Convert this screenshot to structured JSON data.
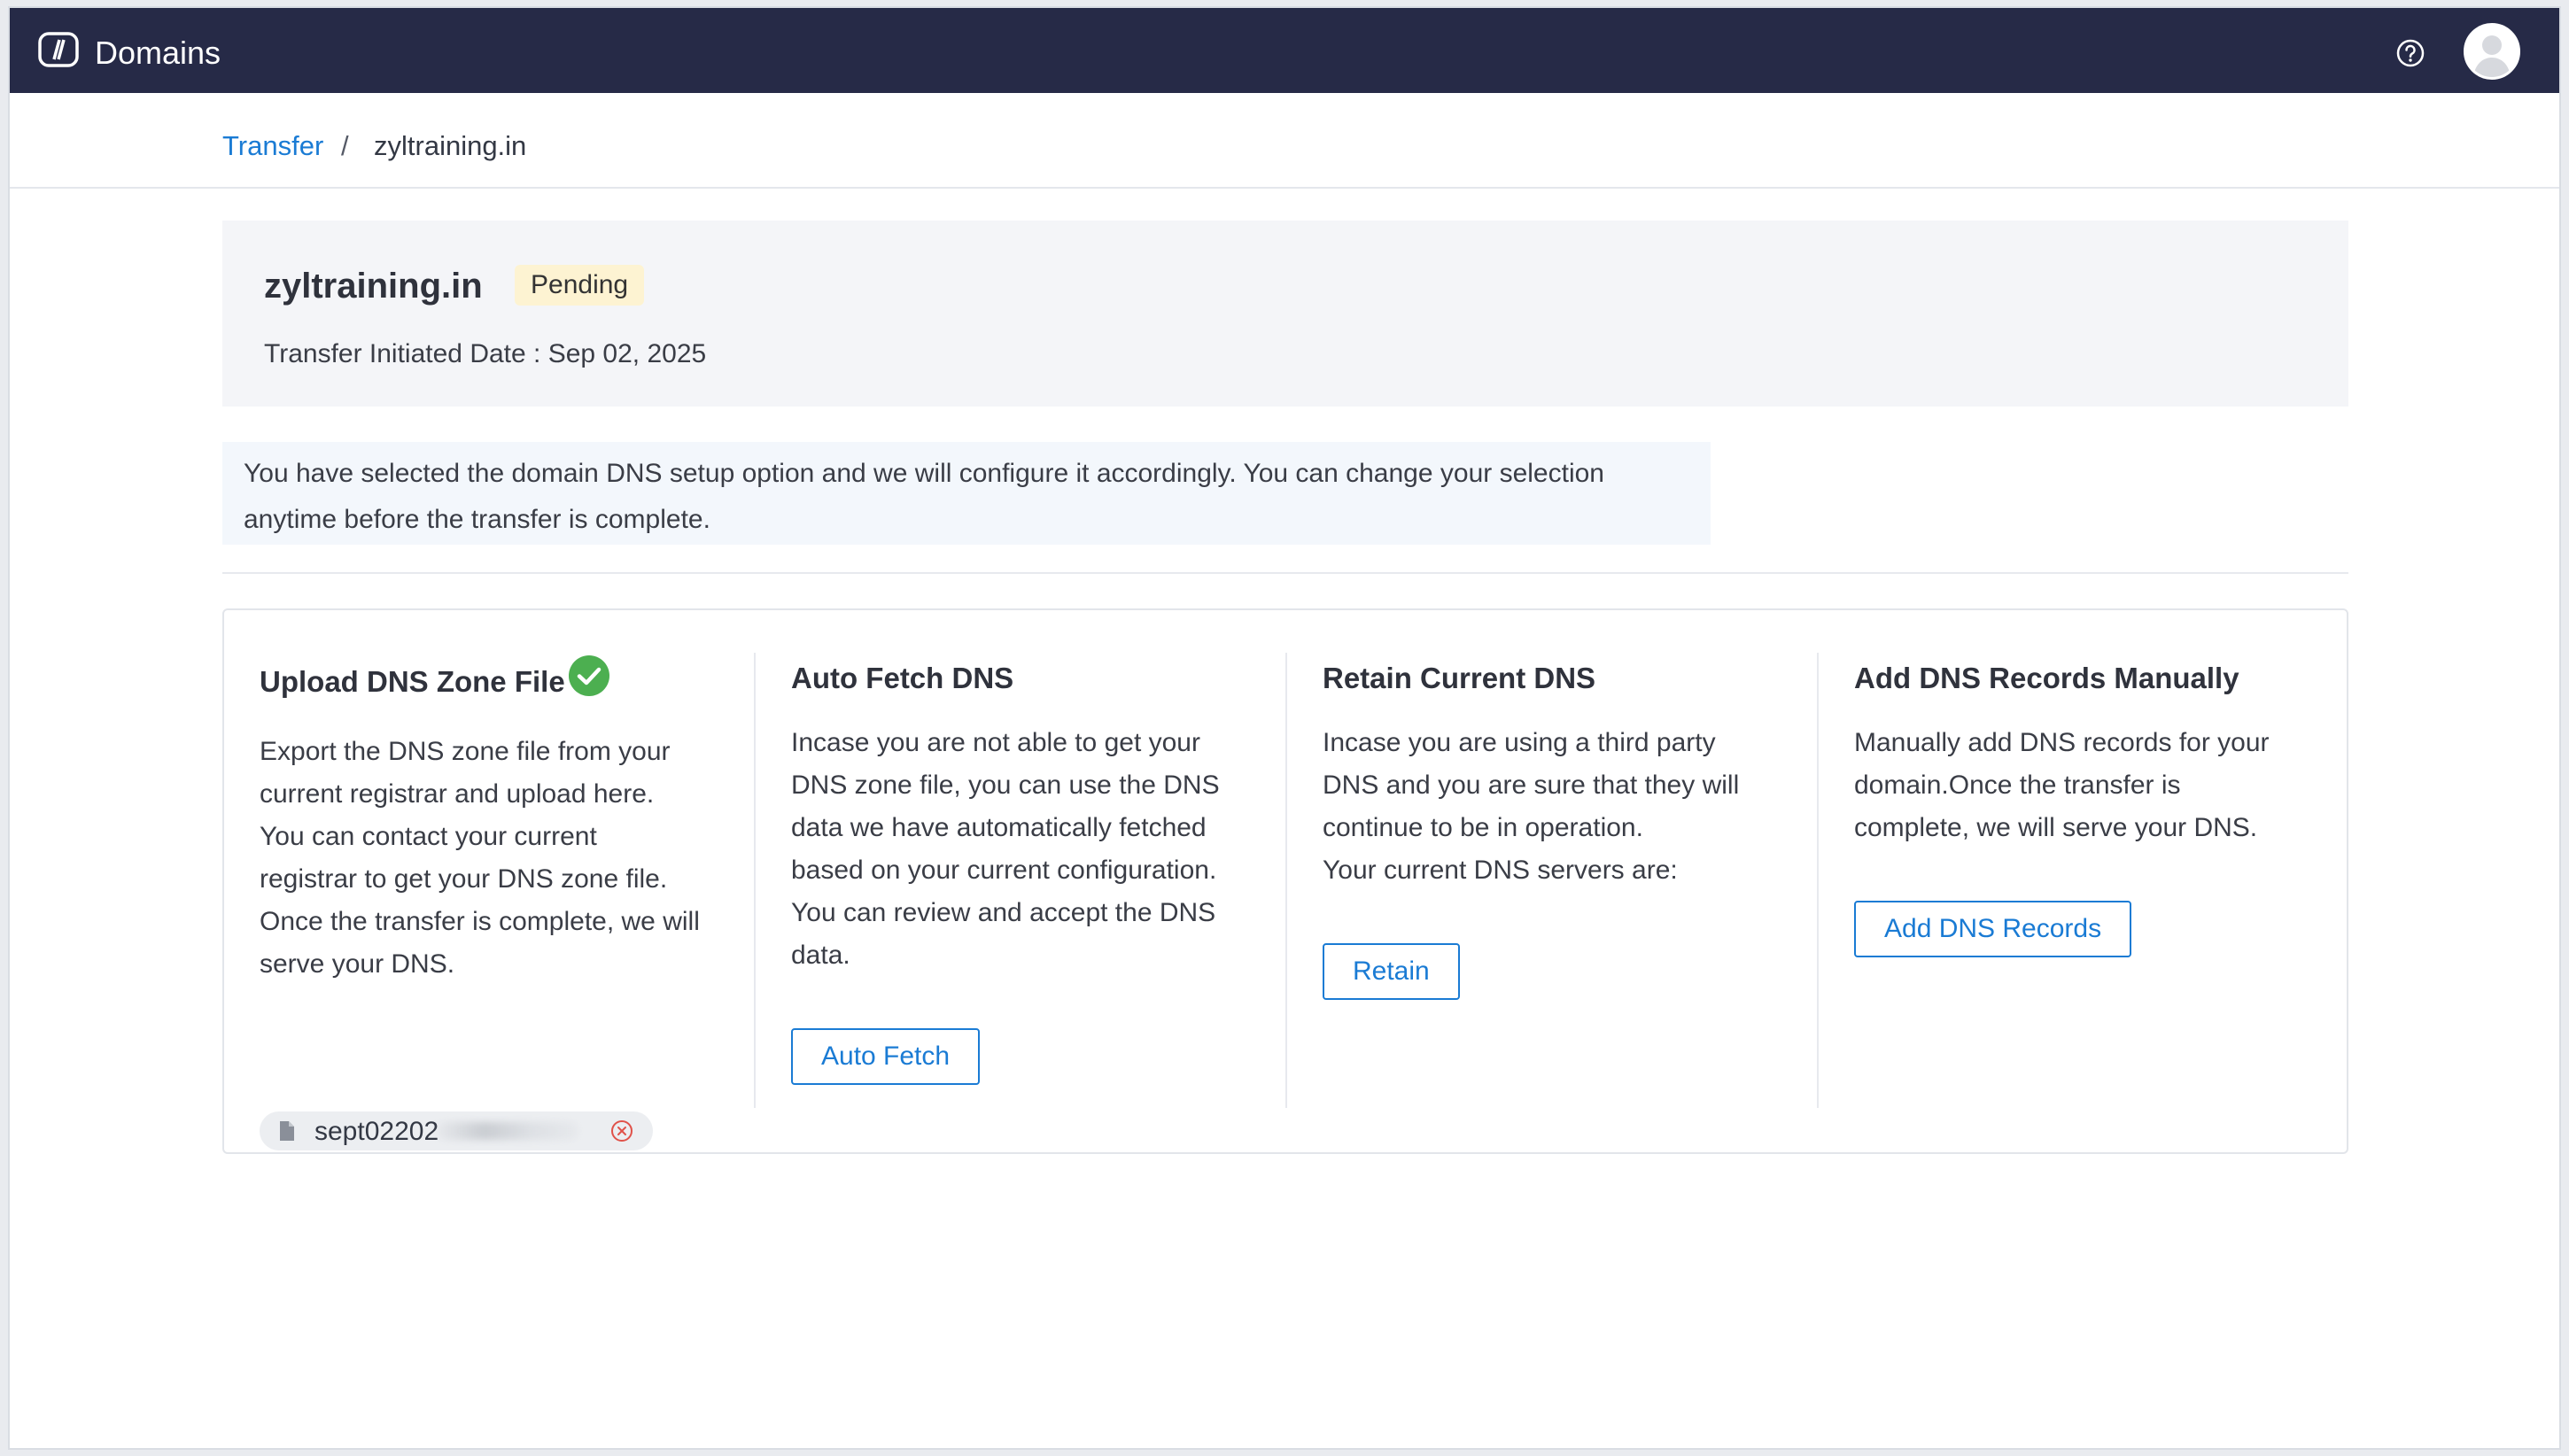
{
  "app": {
    "title": "Domains"
  },
  "breadcrumb": {
    "parent": "Transfer",
    "separator": "/",
    "current": "zyltraining.in"
  },
  "domain": {
    "name": "zyltraining.in",
    "status": "Pending",
    "initiated_label": "Transfer Initiated Date : Sep 02, 2025"
  },
  "info": {
    "line1": "You have selected the domain DNS setup option and we will configure it accordingly. You can change your selection",
    "line2": "anytime before the transfer is complete."
  },
  "options": {
    "upload": {
      "title": "Upload DNS Zone File",
      "lines": [
        "Export the DNS zone file from your",
        "current registrar and upload here.",
        "You can contact your current",
        "registrar to get your DNS zone file.",
        "Once the transfer is complete, we will",
        "serve your DNS."
      ],
      "file_name": "sept02202"
    },
    "autofetch": {
      "title": "Auto Fetch DNS",
      "lines": [
        "Incase you are not able to get your",
        "DNS zone file, you can use the DNS",
        "data we have automatically fetched",
        "based on your current configuration.",
        "You can review and accept the DNS",
        "data."
      ],
      "button": "Auto Fetch"
    },
    "retain": {
      "title": "Retain Current DNS",
      "lines": [
        "Incase you are using a third party",
        "DNS and you are sure that they will",
        "continue to be in operation.",
        "Your current DNS servers are:"
      ],
      "button": "Retain"
    },
    "manual": {
      "title": "Add DNS Records Manually",
      "lines": [
        "Manually add DNS records for your",
        "domain.Once the transfer is",
        "complete, we will serve your DNS."
      ],
      "button": "Add DNS Records"
    }
  },
  "icons": {
    "logo": "domains-logo-icon",
    "help": "help-icon",
    "avatar": "avatar",
    "check": "check-circle-icon",
    "file": "file-icon",
    "remove": "remove-file-icon"
  },
  "colors": {
    "topbar": "#262a47",
    "accent": "#1a7bd4",
    "success": "#4caf50",
    "pending_badge": "#fdf3d2",
    "danger": "#e0524a"
  }
}
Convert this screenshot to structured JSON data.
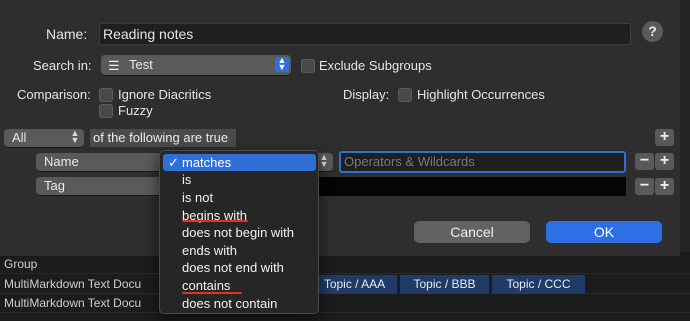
{
  "dialog": {
    "name_label": "Name:",
    "name_value": "Reading notes",
    "help_label": "?",
    "search_in_label": "Search in:",
    "search_in_value": "Test",
    "exclude_subgroups_label": "Exclude Subgroups",
    "comparison_label": "Comparison:",
    "ignore_diacritics_label": "Ignore Diacritics",
    "fuzzy_label": "Fuzzy",
    "display_label": "Display:",
    "highlight_label": "Highlight Occurrences",
    "match_scope_value": "All",
    "match_scope_suffix": "of the following are true",
    "add_label": "+",
    "remove_label": "−",
    "rule1_field": "Name",
    "rule1_placeholder": "Operators & Wildcards",
    "rule2_field": "Tag",
    "cancel_label": "Cancel",
    "ok_label": "OK"
  },
  "operator_menu": {
    "items": [
      "matches",
      "is",
      "is not",
      "begins with",
      "does not begin with",
      "ends with",
      "does not end with",
      "contains",
      "does not contain"
    ],
    "selected": "matches",
    "check_glyph": "✓"
  },
  "background": {
    "row_group": "Group",
    "row_doc": "MultiMarkdown Text Docu",
    "tags": [
      "Topic / AAA",
      "Topic / BBB",
      "Topic / CCC"
    ]
  },
  "colors": {
    "accent": "#2f6fd6",
    "annotation_underline": "#e0312b"
  }
}
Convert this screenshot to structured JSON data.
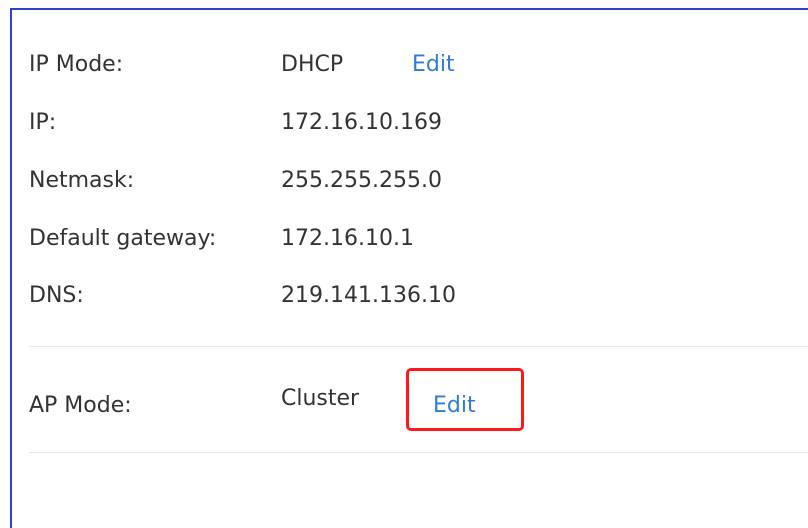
{
  "settings": {
    "ip_mode": {
      "label": "IP Mode:",
      "value": "DHCP",
      "edit_label": "Edit"
    },
    "ip": {
      "label": "IP:",
      "value": "172.16.10.169"
    },
    "netmask": {
      "label": "Netmask:",
      "value": "255.255.255.0"
    },
    "gateway": {
      "label": "Default gateway:",
      "value": "172.16.10.1"
    },
    "dns": {
      "label": "DNS:",
      "value": "219.141.136.10"
    },
    "ap_mode": {
      "label": "AP Mode:",
      "value": "Cluster",
      "edit_label": "Edit"
    }
  },
  "colors": {
    "link": "#2f7dd1",
    "frame_border": "#2f43c8",
    "highlight": "#ff1a1a",
    "text": "#333333"
  }
}
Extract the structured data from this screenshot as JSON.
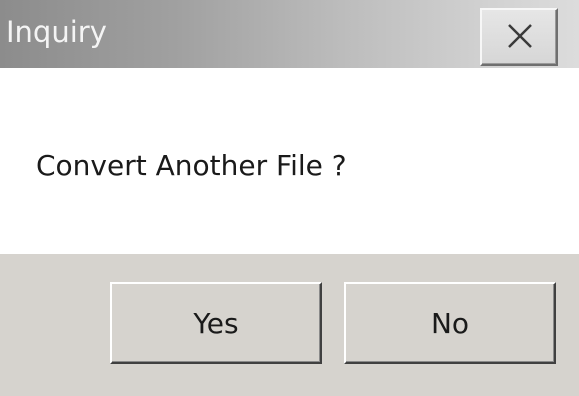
{
  "window": {
    "title": "Inquiry",
    "close_icon": "close-icon"
  },
  "message": {
    "text": "Convert Another File ?"
  },
  "buttons": {
    "yes_label": "Yes",
    "no_label": "No"
  },
  "colors": {
    "titlebar_start": "#8c8c8c",
    "titlebar_end": "#dcdcdc",
    "title_text": "#f4f4f4",
    "button_face": "#d6d3ce",
    "body_background": "#ffffff"
  }
}
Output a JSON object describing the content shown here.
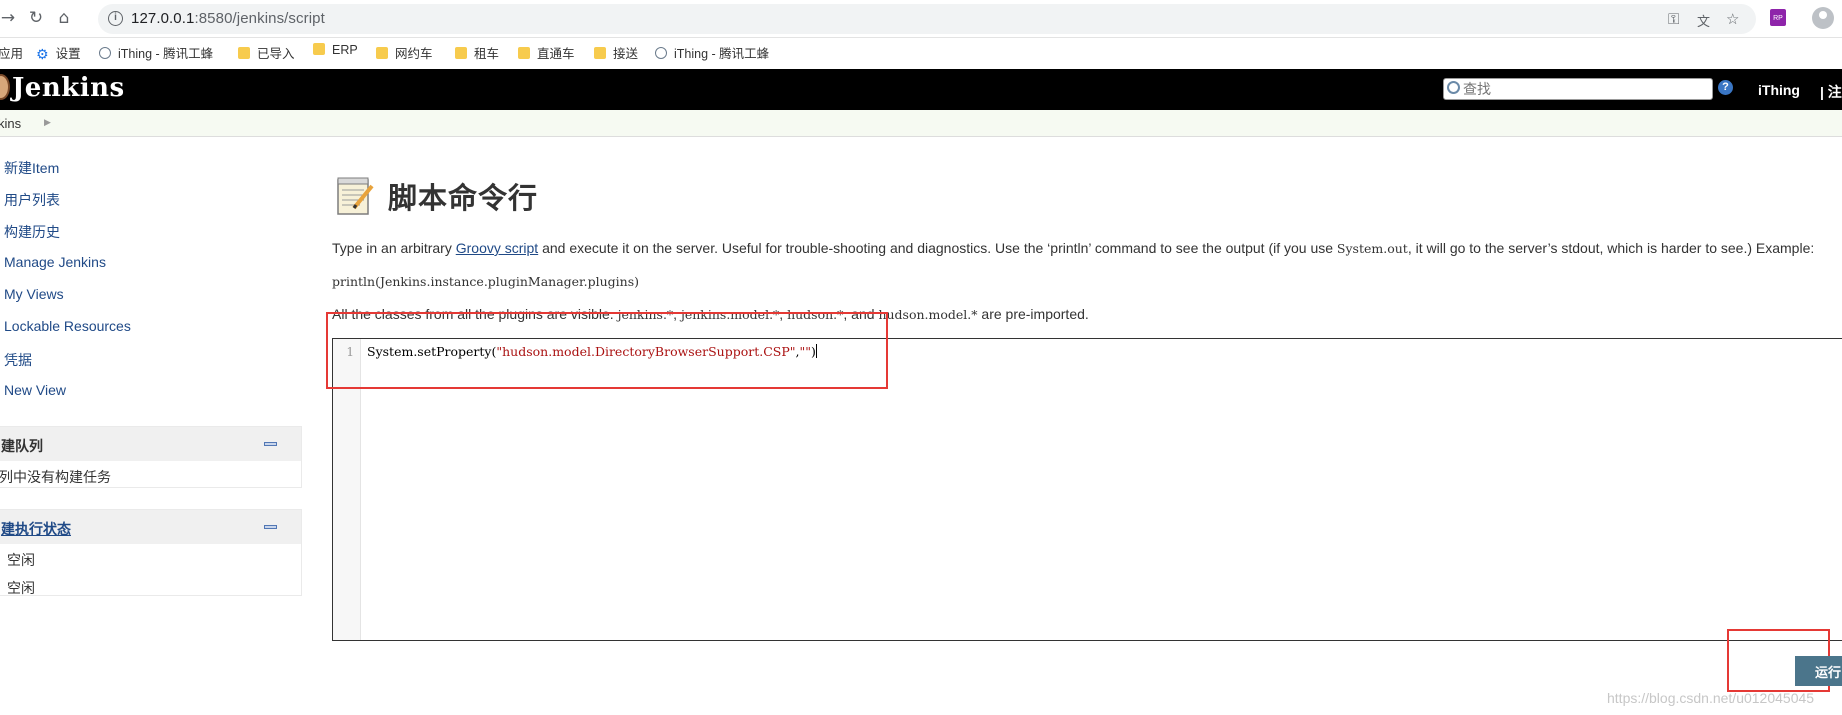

________________

WHAT THIS TASK INVOLVES: Copy out the records above in full, exactly as written, but not the pictures.

ANSWER TO THE EXERCISE:
Convert this screenshot to structured JSON data.
{
  "app": {
    "title": "Domains"
  },
  "breadcrumb": {
    "parent": "Transfer",
    "separator": "/",
    "current": "zyltraining.in"
  },
  "domain": {
    "name": "zyltraining.in",
    "status": "Pending",
    "initiated_label": "Transfer Initiated Date : Sep 02, 2025"
  },
  "info": {
    "line1": "You have selected the domain DNS setup option and we will configure it accordingly. You can change your selection",
    "line2": "anytime before the transfer is complete."
  },
  "options": {
    "upload": {
      "title": "Upload DNS Zone File",
      "lines": [
        "Export the DNS zone file from your",
        "current registrar and upload here.",
        "You can contact your current",
        "registrar to get your DNS zone file.",
        "Once the transfer is complete, we will",
        "serve your DNS."
      ],
      "file_name": "sept02202"
    },
    "autofetch": {
      "title": "Auto Fetch DNS",
      "lines": [
        "Incase you are not able to get your",
        "DNS zone file, you can use the DNS",
        "data we have automatically fetched",
        "based on your current configuration.",
        "You can review and accept the DNS",
        "data."
      ],
      "button": "Auto Fetch"
    },
    "retain": {
      "title": "Retain Current DNS",
      "lines": [
        "Incase you are using a third party",
        "DNS and you are sure that they will",
        "continue to be in operation.",
        "Your current DNS servers are:"
      ],
      "button": "Retain"
    },
    "manual": {
      "title": "Add DNS Records Manually",
      "lines": [
        "Manually add DNS records for your",
        "domain.Once the transfer is",
        "complete, we will serve your DNS."
      ],
      "button": "Add DNS Records"
    }
  },
  "icons": {
    "logo": "domains-logo-icon",
    "help": "help-icon",
    "avatar": "avatar",
    "check": "check-circle-icon",
    "file": "file-icon",
    "remove": "remove-file-icon"
  },
  "colors": {
    "topbar": "#262a47",
    "accent": "#1a7bd4",
    "success": "#4caf50",
    "pending_badge": "#fdf3d2",
    "danger": "#e0524a"
  }
}
Convert this screenshot to structured JSON data.
{
  "dialog": {
    "name_label": "Name:",
    "name_value": "Reading notes",
    "help_label": "?",
    "search_in_label": "Search in:",
    "search_in_value": "Test",
    "exclude_subgroups_label": "Exclude Subgroups",
    "comparison_label": "Comparison:",
    "ignore_diacritics_label": "Ignore Diacritics",
    "fuzzy_label": "Fuzzy",
    "display_label": "Display:",
    "highlight_label": "Highlight Occurrences",
    "match_scope_value": "All",
    "match_scope_suffix": "of the following are true",
    "add_label": "+",
    "remove_label": "−",
    "rule1_field": "Name",
    "rule1_placeholder": "Operators & Wildcards",
    "rule2_field": "Tag",
    "cancel_label": "Cancel",
    "ok_label": "OK"
  },
  "operator_menu": {
    "items": [
      "matches",
      "is",
      "is not",
      "begins with",
      "does not begin with",
      "ends with",
      "does not end with",
      "contains",
      "does not contain"
    ],
    "selected": "matches",
    "check_glyph": "✓"
  },
  "background": {
    "row_group": "Group",
    "row_doc": "MultiMarkdown Text Docu",
    "tags": [
      "Topic / AAA",
      "Topic / BBB",
      "Topic / CCC"
    ]
  },
  "colors": {
    "accent": "#2f6fd6",
    "annotation_underline": "#e0312b"
  }
}
Convert this screenshot to structured JSON data.
{
  "settings": {
    "ip_mode": {
      "label": "IP Mode:",
      "value": "DHCP",
      "edit_label": "Edit"
    },
    "ip": {
      "label": "IP:",
      "value": "172.16.10.169"
    },
    "netmask": {
      "label": "Netmask:",
      "value": "255.255.255.0"
    },
    "gateway": {
      "label": "Default gateway:",
      "value": "172.16.10.1"
    },
    "dns": {
      "label": "DNS:",
      "value": "219.141.136.10"
    },
    "ap_mode": {
      "label": "AP Mode:",
      "value": "Cluster",
      "edit_label": "Edit"
    }
  },
  "colors": {
    "link": "#2f7dd1",
    "frame_border": "#2f43c8",
    "highlight": "#ff1a1a",
    "text": "#333333"
  }
}
Extract the structured data from this screenshot as JSON.
{
  "window": {
    "title": "Inquiry",
    "close_icon": "close-icon"
  },
  "message": {
    "text": "Convert Another File ?"
  },
  "buttons": {
    "yes_label": "Yes",
    "no_label": "No"
  },
  "colors": {
    "titlebar_start": "#8c8c8c",
    "titlebar_end": "#dcdcdc",
    "title_text": "#f4f4f4",
    "button_face": "#d6d3ce",
    "body_background": "#ffffff"
  }
}
Output a JSON object describing the content shown here.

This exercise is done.